WORK TO BE COMPLETED:
Reproduce the listing below exactly. Pictures do not belong in the copy.

Saved entries:
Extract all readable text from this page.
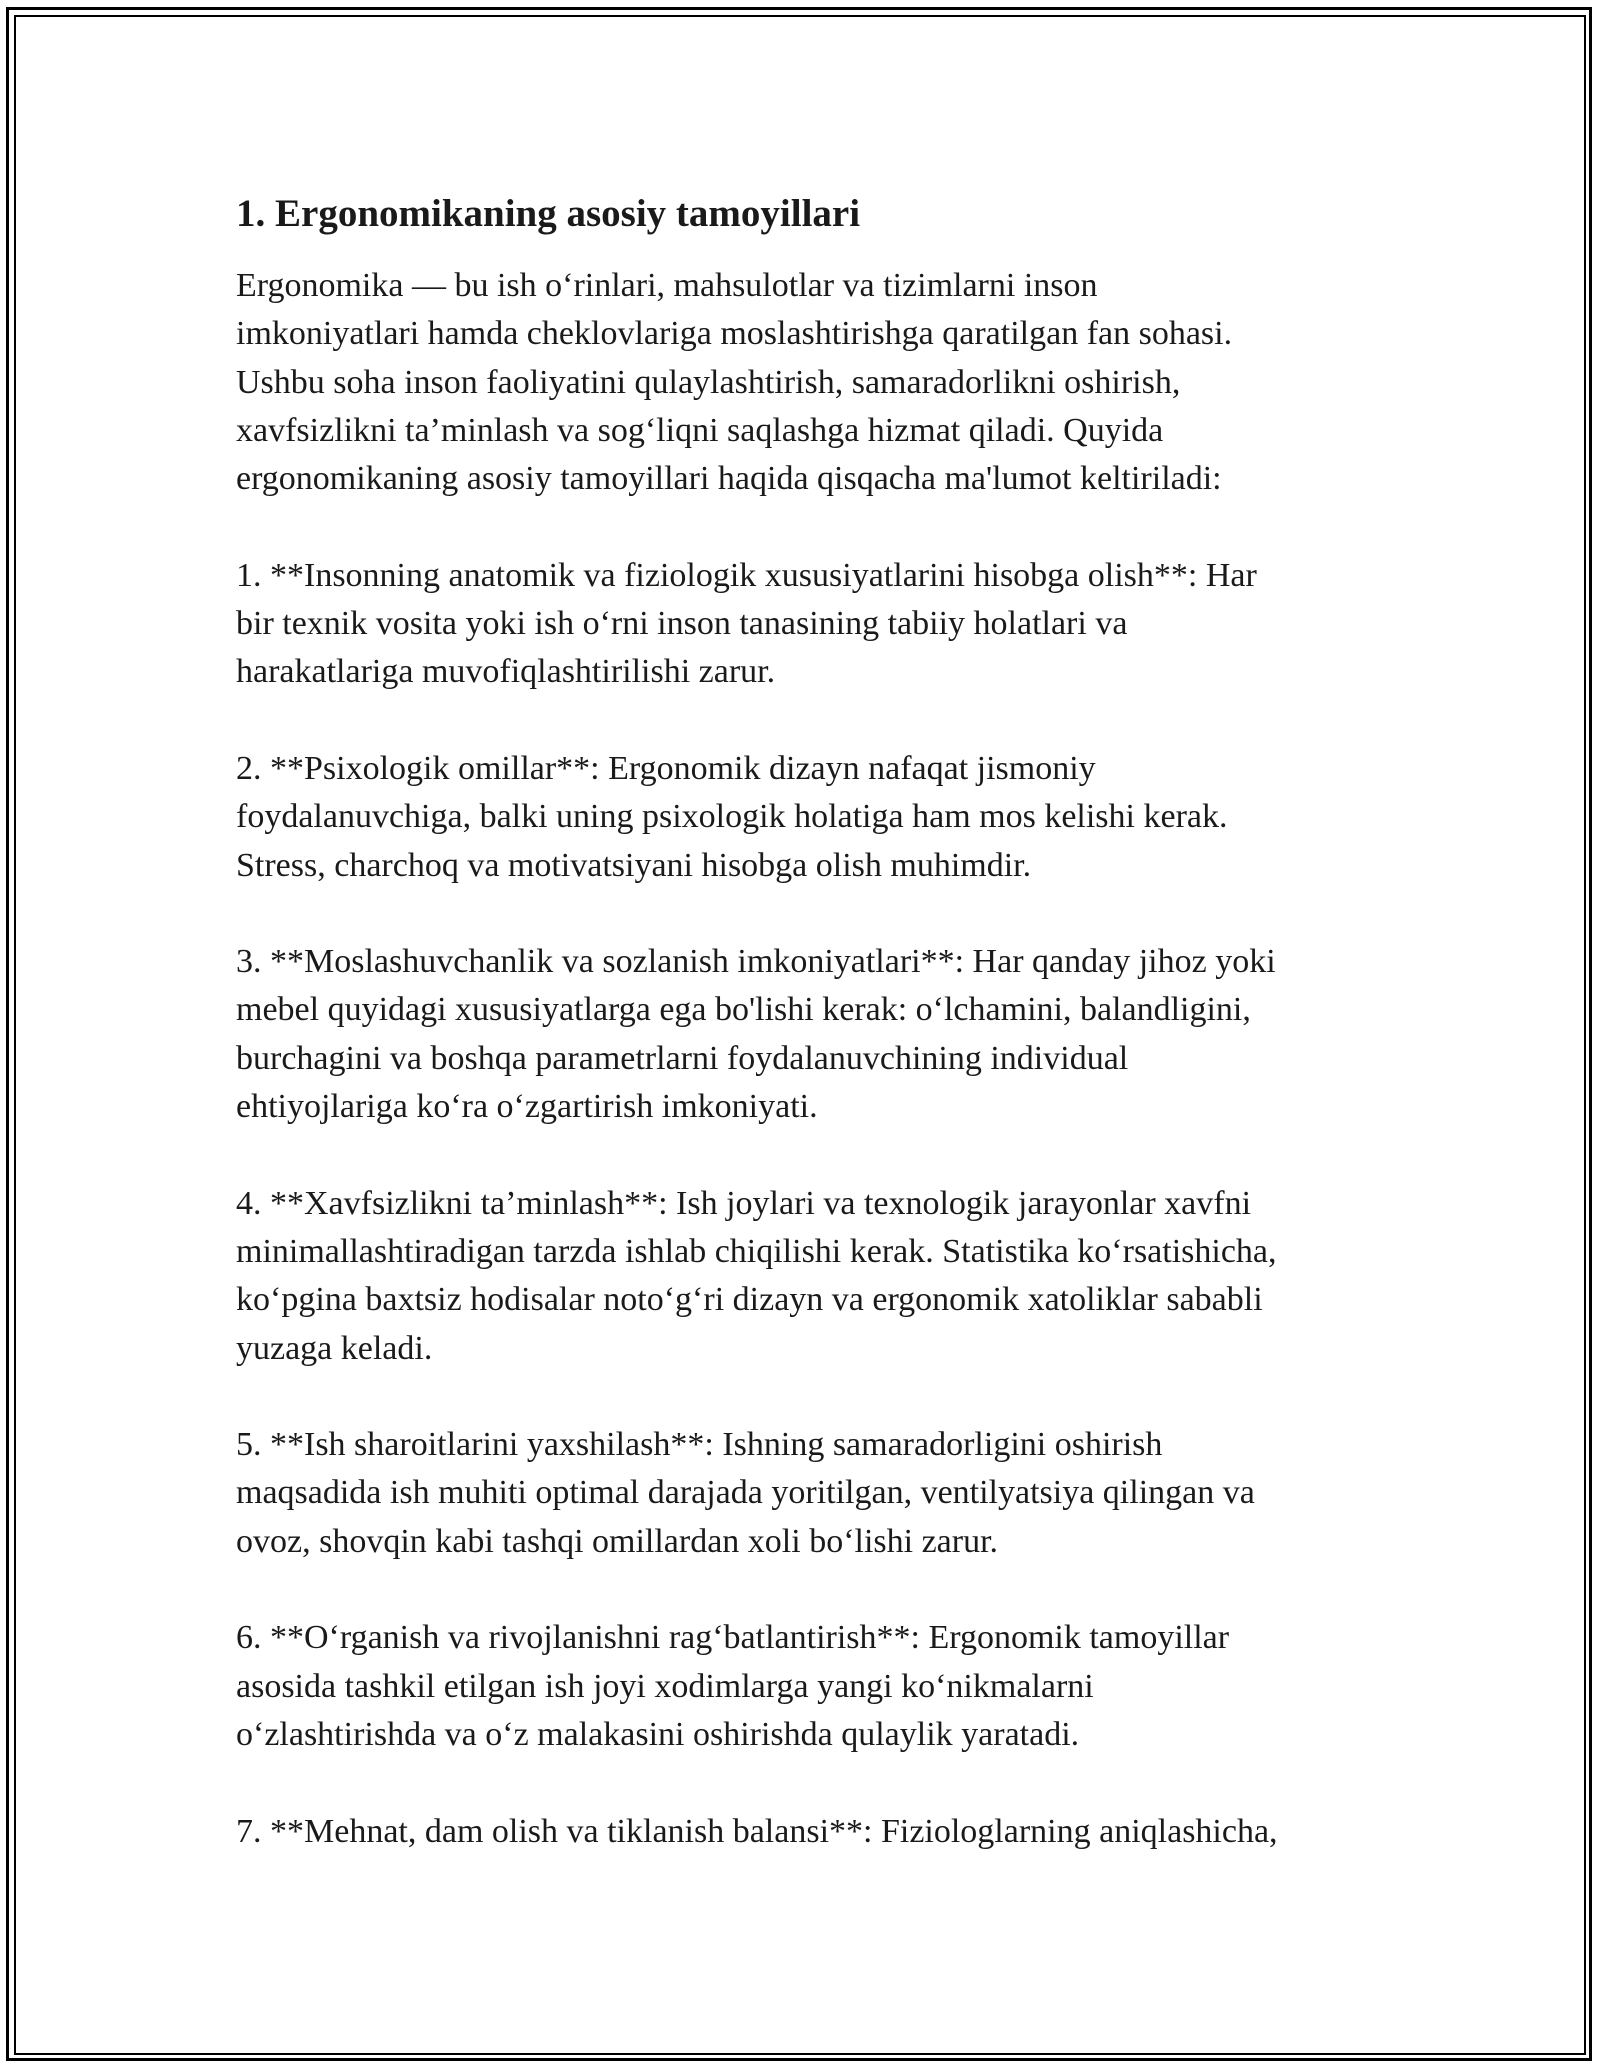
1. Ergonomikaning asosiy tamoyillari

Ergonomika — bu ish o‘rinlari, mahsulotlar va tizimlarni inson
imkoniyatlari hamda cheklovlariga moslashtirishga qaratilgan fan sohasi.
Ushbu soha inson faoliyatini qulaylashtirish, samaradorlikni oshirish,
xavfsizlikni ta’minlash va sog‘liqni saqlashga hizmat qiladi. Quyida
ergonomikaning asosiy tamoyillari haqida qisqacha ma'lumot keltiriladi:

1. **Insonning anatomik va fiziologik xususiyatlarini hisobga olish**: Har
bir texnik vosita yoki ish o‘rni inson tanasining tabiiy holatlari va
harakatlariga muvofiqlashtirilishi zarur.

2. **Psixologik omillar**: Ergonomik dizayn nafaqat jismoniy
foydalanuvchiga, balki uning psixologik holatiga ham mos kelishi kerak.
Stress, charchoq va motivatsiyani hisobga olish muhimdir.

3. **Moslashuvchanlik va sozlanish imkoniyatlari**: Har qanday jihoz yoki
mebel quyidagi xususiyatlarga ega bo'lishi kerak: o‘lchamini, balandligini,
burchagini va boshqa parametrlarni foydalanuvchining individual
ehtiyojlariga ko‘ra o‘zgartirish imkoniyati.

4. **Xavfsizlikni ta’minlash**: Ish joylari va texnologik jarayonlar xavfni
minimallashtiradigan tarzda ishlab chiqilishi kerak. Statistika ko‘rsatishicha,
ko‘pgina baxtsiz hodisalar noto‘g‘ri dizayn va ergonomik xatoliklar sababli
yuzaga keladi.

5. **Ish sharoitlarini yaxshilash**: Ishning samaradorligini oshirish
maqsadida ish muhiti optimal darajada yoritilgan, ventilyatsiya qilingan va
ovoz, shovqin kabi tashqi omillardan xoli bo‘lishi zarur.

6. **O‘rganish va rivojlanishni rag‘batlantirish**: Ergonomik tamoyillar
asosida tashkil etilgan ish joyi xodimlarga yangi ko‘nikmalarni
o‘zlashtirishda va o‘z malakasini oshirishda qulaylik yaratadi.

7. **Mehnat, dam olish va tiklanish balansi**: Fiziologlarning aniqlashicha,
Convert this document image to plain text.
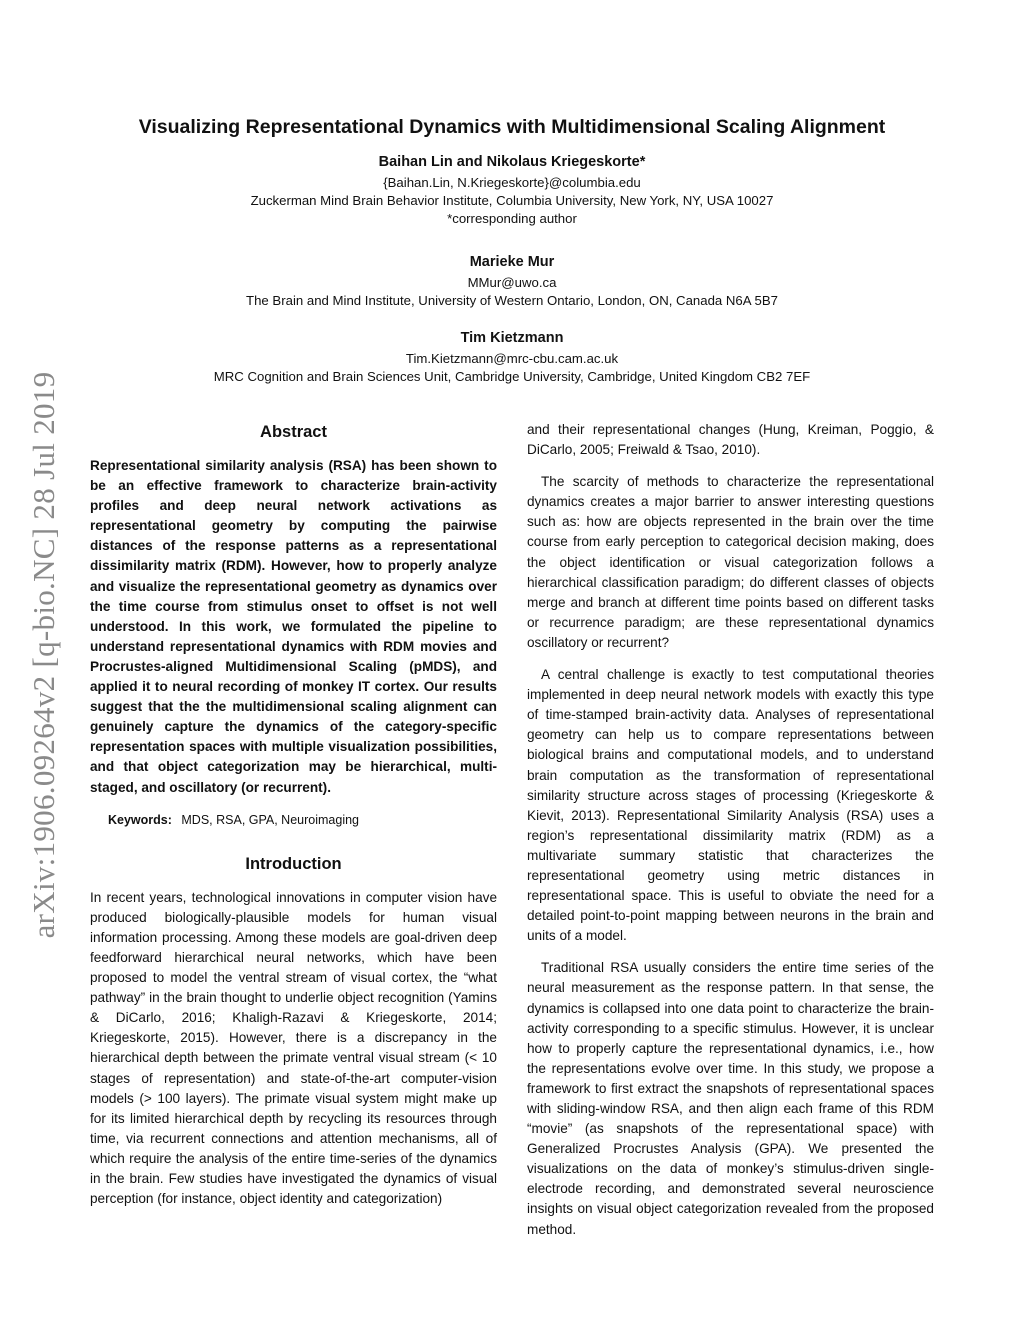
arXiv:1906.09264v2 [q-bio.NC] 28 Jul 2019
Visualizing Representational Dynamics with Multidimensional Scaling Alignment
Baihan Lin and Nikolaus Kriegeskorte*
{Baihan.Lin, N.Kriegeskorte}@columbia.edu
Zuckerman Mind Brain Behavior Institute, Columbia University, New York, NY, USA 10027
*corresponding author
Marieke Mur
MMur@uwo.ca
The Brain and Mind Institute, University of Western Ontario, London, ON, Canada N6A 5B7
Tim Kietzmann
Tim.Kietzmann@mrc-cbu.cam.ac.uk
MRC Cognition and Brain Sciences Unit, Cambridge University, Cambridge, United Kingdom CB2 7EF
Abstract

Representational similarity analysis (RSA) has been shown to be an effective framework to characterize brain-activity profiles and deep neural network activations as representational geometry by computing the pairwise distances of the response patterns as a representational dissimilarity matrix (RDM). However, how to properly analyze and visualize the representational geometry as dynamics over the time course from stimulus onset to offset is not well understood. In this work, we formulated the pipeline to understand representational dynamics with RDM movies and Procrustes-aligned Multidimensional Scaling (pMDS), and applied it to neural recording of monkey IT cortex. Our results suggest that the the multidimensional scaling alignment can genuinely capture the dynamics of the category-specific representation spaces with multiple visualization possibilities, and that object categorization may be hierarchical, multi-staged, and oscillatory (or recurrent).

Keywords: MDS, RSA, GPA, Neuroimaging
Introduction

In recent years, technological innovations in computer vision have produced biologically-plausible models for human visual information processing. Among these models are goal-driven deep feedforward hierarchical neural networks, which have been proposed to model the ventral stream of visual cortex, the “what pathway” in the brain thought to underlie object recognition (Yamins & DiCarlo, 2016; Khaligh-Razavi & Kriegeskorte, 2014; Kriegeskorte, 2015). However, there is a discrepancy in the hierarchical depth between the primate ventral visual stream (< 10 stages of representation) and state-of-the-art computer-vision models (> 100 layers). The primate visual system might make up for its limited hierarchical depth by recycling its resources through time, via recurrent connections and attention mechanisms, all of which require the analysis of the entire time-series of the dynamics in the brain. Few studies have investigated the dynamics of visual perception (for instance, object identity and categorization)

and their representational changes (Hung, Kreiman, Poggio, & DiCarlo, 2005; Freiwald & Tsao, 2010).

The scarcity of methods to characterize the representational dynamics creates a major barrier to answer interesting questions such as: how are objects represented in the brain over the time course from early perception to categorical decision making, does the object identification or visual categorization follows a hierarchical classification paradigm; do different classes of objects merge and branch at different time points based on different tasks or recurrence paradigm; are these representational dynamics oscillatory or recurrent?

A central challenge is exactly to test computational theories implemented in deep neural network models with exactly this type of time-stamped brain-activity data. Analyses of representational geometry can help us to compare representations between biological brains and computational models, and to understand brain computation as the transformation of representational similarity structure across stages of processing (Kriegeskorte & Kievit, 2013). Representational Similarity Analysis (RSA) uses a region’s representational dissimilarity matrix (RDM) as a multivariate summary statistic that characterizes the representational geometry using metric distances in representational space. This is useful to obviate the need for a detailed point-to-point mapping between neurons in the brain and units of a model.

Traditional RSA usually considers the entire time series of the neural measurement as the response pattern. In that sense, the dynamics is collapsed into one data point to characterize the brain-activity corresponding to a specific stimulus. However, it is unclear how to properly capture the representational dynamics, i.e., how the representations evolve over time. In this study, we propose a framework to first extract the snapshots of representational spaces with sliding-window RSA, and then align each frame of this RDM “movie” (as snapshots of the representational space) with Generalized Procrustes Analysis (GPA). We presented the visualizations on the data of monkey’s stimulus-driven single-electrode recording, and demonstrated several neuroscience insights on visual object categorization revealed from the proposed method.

REPLY:
Extract all readable text from this page.
1. Ergonomikaning asosiy tamoyillari

Ergonomika — bu ish o‘rinlari, mahsulotlar va tizimlarni inson
imkoniyatlari hamda cheklovlariga moslashtirishga qaratilgan fan sohasi.
Ushbu soha inson faoliyatini qulaylashtirish, samaradorlikni oshirish,
xavfsizlikni ta’minlash va sog‘liqni saqlashga hizmat qiladi. Quyida
ergonomikaning asosiy tamoyillari haqida qisqacha ma'lumot keltiriladi:

1. **Insonning anatomik va fiziologik xususiyatlarini hisobga olish**: Har
bir texnik vosita yoki ish o‘rni inson tanasining tabiiy holatlari va
harakatlariga muvofiqlashtirilishi zarur.

2. **Psixologik omillar**: Ergonomik dizayn nafaqat jismoniy
foydalanuvchiga, balki uning psixologik holatiga ham mos kelishi kerak.
Stress, charchoq va motivatsiyani hisobga olish muhimdir.

3. **Moslashuvchanlik va sozlanish imkoniyatlari**: Har qanday jihoz yoki
mebel quyidagi xususiyatlarga ega bo'lishi kerak: o‘lchamini, balandligini,
burchagini va boshqa parametrlarni foydalanuvchining individual
ehtiyojlariga ko‘ra o‘zgartirish imkoniyati.

4. **Xavfsizlikni ta’minlash**: Ish joylari va texnologik jarayonlar xavfni
minimallashtiradigan tarzda ishlab chiqilishi kerak. Statistika ko‘rsatishicha,
ko‘pgina baxtsiz hodisalar noto‘g‘ri dizayn va ergonomik xatoliklar sababli
yuzaga keladi.

5. **Ish sharoitlarini yaxshilash**: Ishning samaradorligini oshirish
maqsadida ish muhiti optimal darajada yoritilgan, ventilyatsiya qilingan va
ovoz, shovqin kabi tashqi omillardan xoli bo‘lishi zarur.

6. **O‘rganish va rivojlanishni rag‘batlantirish**: Ergonomik tamoyillar
asosida tashkil etilgan ish joyi xodimlarga yangi ko‘nikmalarni
o‘zlashtirishda va o‘z malakasini oshirishda qulaylik yaratadi.

7. **Mehnat, dam olish va tiklanish balansi**: Fiziologlarning aniqlashicha,
Convert this document image to plain text.
arXiv:1906.09264v2 [q-bio.NC] 28 Jul 2019
Visualizing Representational Dynamics with Multidimensional Scaling Alignment
Baihan Lin and Nikolaus Kriegeskorte*
{Baihan.Lin, N.Kriegeskorte}@columbia.edu
Zuckerman Mind Brain Behavior Institute, Columbia University, New York, NY, USA 10027
*corresponding author
Marieke Mur
MMur@uwo.ca
The Brain and Mind Institute, University of Western Ontario, London, ON, Canada N6A 5B7
Tim Kietzmann
Tim.Kietzmann@mrc-cbu.cam.ac.uk
MRC Cognition and Brain Sciences Unit, Cambridge University, Cambridge, United Kingdom CB2 7EF
Abstract

Representational similarity analysis (RSA) has been shown to be an effective framework to characterize brain-activity profiles and deep neural network activations as representational geometry by computing the pairwise distances of the response patterns as a representational dissimilarity matrix (RDM). However, how to properly analyze and visualize the representational geometry as dynamics over the time course from stimulus onset to offset is not well understood. In this work, we formulated the pipeline to understand representational dynamics with RDM movies and Procrustes-aligned Multidimensional Scaling (pMDS), and applied it to neural recording of monkey IT cortex. Our results suggest that the the multidimensional scaling alignment can genuinely capture the dynamics of the category-specific representation spaces with multiple visualization possibilities, and that object categorization may be hierarchical, multi-staged, and oscillatory (or recurrent).

Keywords: MDS, RSA, GPA, Neuroimaging
Introduction

In recent years, technological innovations in computer vision have produced biologically-plausible models for human visual information processing. Among these models are goal-driven deep feedforward hierarchical neural networks, which have been proposed to model the ventral stream of visual cortex, the “what pathway” in the brain thought to underlie object recognition (Yamins & DiCarlo, 2016; Khaligh-Razavi & Kriegeskorte, 2014; Kriegeskorte, 2015). However, there is a discrepancy in the hierarchical depth between the primate ventral visual stream (< 10 stages of representation) and state-of-the-art computer-vision models (> 100 layers). The primate visual system might make up for its limited hierarchical depth by recycling its resources through time, via recurrent connections and attention mechanisms, all of which require the analysis of the entire time-series of the dynamics in the brain. Few studies have investigated the dynamics of visual perception (for instance, object identity and categorization)

and their representational changes (Hung, Kreiman, Poggio, & DiCarlo, 2005; Freiwald & Tsao, 2010).

The scarcity of methods to characterize the representational dynamics creates a major barrier to answer interesting questions such as: how are objects represented in the brain over the time course from early perception to categorical decision making, does the object identification or visual categorization follows a hierarchical classification paradigm; do different classes of objects merge and branch at different time points based on different tasks or recurrence paradigm; are these representational dynamics oscillatory or recurrent?

A central challenge is exactly to test computational theories implemented in deep neural network models with exactly this type of time-stamped brain-activity data. Analyses of representational geometry can help us to compare representations between biological brains and computational models, and to understand brain computation as the transformation of representational similarity structure across stages of processing (Kriegeskorte & Kievit, 2013). Representational Similarity Analysis (RSA) uses a region’s representational dissimilarity matrix (RDM) as a multivariate summary statistic that characterizes the representational geometry using metric distances in representational space. This is useful to obviate the need for a detailed point-to-point mapping between neurons in the brain and units of a model.

Traditional RSA usually considers the entire time series of the neural measurement as the response pattern. In that sense, the dynamics is collapsed into one data point to characterize the brain-activity corresponding to a specific stimulus. However, it is unclear how to properly capture the representational dynamics, i.e., how the representations evolve over time. In this study, we propose a framework to first extract the snapshots of representational spaces with sliding-window RSA, and then align each frame of this RDM “movie” (as snapshots of the representational space) with Generalized Procrustes Analysis (GPA). We presented the visualizations on the data of monkey’s stimulus-driven single-electrode recording, and demonstrated several neuroscience insights on visual object categorization revealed from the proposed method.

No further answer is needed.